> _Directions for this task_
Going through the material below, please gather all lines with the word "chemicznego" in them.

☆ ☆ ☆ ☆ ☆

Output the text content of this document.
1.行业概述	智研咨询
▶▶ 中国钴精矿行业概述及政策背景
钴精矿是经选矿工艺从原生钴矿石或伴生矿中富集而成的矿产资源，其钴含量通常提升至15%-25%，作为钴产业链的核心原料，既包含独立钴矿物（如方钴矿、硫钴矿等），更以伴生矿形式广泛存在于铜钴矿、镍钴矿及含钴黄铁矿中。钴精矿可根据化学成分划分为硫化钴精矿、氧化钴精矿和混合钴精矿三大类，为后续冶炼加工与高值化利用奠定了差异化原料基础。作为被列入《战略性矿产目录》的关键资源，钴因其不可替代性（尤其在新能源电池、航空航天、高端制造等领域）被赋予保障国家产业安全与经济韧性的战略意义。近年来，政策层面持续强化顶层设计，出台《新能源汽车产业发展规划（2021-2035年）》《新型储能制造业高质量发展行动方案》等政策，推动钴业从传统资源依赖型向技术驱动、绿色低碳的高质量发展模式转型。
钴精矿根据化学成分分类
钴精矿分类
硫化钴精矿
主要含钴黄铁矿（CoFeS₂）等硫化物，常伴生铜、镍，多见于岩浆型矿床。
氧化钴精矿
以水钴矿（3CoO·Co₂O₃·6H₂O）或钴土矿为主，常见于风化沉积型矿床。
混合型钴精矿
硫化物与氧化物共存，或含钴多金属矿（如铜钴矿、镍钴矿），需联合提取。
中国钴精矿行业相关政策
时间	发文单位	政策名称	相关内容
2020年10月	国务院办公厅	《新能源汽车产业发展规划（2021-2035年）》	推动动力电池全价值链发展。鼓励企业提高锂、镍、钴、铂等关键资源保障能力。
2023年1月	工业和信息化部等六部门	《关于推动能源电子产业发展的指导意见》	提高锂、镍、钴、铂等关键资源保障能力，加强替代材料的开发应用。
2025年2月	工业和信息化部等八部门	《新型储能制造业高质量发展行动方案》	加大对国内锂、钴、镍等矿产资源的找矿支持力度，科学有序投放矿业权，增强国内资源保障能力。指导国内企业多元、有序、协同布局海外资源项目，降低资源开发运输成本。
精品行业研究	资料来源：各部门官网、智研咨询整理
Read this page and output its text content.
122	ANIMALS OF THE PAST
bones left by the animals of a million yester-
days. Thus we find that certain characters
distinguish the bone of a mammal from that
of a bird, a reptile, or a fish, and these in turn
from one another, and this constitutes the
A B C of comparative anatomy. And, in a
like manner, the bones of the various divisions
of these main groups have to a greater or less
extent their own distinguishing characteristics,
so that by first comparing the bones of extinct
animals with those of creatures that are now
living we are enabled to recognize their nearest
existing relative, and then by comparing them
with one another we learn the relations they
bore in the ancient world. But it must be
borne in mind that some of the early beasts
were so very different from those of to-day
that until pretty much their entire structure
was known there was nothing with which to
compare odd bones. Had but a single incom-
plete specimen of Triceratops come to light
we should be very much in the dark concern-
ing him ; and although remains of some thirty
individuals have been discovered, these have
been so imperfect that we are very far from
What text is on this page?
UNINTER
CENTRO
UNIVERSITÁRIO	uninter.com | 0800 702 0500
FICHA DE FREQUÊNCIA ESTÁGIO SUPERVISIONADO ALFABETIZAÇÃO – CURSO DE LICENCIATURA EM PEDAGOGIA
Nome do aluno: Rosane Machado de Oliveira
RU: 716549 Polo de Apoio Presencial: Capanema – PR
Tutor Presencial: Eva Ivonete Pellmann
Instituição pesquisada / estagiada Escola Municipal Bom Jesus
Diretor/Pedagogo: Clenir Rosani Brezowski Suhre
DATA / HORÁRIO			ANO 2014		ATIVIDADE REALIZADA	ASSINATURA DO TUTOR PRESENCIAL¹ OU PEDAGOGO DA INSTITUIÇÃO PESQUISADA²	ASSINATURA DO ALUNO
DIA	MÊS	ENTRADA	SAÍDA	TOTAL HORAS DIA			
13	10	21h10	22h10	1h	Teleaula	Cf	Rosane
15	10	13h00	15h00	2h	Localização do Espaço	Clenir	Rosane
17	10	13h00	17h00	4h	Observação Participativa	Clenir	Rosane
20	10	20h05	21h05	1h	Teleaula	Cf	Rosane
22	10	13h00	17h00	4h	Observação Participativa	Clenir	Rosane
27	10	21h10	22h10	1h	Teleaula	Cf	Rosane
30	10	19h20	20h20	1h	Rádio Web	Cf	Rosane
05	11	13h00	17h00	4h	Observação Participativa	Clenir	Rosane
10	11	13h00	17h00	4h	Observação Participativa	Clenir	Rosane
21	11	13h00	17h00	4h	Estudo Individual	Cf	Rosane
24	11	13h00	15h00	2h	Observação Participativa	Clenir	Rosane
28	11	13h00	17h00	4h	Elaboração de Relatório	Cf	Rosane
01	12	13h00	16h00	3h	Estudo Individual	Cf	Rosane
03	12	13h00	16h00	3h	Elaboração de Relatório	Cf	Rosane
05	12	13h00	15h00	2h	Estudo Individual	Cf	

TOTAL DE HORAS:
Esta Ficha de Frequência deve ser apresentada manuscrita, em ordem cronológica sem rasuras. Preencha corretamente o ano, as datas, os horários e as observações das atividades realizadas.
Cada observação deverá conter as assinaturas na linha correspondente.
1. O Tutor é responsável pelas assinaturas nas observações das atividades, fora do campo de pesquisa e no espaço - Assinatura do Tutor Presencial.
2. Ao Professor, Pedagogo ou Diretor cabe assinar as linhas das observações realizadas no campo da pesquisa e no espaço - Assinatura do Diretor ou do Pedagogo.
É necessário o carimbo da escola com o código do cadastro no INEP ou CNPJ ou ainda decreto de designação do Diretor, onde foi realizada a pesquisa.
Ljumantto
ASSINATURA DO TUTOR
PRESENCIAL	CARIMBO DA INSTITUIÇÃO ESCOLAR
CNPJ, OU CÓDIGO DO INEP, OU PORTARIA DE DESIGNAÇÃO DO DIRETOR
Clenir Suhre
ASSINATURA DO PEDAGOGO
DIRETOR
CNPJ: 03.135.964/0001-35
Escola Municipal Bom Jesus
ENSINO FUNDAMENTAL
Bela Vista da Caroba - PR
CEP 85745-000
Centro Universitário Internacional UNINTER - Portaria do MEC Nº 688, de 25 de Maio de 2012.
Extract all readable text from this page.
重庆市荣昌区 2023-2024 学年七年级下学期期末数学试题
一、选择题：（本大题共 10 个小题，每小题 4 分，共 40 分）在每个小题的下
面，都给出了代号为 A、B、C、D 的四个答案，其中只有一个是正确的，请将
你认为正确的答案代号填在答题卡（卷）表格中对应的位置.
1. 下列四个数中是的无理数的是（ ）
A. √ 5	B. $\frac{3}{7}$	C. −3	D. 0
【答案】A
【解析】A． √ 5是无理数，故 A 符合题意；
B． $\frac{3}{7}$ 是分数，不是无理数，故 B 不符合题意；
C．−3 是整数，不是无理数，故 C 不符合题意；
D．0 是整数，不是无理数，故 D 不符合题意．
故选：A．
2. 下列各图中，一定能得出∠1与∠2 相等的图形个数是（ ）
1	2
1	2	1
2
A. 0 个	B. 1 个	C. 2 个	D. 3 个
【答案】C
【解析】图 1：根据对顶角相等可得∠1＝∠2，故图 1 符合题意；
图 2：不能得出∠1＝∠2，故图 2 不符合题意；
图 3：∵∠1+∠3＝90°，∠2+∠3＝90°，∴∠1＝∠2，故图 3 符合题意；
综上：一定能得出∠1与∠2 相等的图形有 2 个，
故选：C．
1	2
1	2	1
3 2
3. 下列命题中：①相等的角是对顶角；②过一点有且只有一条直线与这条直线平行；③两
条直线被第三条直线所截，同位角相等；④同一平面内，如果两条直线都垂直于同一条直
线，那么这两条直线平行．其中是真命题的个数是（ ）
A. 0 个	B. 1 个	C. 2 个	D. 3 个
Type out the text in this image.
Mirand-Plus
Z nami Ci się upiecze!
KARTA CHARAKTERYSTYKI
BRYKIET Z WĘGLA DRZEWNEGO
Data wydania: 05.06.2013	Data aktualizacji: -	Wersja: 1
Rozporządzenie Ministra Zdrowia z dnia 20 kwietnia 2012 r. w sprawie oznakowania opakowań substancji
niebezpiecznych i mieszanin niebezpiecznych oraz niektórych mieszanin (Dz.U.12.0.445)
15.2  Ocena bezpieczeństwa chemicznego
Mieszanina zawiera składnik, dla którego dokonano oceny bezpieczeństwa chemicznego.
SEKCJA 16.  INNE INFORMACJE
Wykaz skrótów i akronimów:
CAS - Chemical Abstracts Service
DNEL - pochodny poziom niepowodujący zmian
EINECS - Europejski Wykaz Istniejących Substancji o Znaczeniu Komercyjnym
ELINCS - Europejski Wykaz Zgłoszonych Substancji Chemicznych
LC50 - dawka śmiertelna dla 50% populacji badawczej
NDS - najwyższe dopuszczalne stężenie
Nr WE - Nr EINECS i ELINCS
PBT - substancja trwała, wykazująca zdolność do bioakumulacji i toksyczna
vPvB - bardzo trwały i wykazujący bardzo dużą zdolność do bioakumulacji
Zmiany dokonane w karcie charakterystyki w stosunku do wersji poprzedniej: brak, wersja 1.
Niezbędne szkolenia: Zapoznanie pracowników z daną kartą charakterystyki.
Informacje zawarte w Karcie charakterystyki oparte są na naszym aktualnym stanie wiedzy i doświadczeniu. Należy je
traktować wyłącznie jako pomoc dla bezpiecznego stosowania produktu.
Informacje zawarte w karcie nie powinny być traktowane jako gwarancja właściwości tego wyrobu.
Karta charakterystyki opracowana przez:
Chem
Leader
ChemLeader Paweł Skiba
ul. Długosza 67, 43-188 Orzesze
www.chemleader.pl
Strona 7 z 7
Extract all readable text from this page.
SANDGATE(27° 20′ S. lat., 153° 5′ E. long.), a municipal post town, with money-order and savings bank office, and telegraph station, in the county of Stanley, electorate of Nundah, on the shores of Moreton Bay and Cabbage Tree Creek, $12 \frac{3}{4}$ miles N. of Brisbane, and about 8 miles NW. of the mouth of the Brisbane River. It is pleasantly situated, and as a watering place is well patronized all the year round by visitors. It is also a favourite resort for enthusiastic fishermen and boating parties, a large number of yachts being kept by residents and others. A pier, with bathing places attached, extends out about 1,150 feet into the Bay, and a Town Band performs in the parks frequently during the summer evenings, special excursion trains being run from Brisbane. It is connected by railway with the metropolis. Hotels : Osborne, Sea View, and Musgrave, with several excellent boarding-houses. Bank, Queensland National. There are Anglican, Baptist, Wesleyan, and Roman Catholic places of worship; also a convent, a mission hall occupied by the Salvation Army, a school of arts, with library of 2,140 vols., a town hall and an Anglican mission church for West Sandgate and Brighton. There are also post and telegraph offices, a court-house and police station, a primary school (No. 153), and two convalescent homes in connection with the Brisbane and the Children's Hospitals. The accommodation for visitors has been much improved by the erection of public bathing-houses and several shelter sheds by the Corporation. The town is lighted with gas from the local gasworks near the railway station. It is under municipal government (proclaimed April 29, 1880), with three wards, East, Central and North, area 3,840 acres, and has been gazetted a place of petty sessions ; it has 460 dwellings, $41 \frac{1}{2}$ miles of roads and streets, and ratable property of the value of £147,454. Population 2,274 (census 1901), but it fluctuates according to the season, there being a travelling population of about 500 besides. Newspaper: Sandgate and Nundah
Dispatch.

☆ ☆ ☆ ☆ ☆

> _Reply_
15.2  Ocena bezpieczeństwa chemicznego
Mieszanina zawiera składnik, dla którego dokonano oceny bezpieczeństwa chemicznego.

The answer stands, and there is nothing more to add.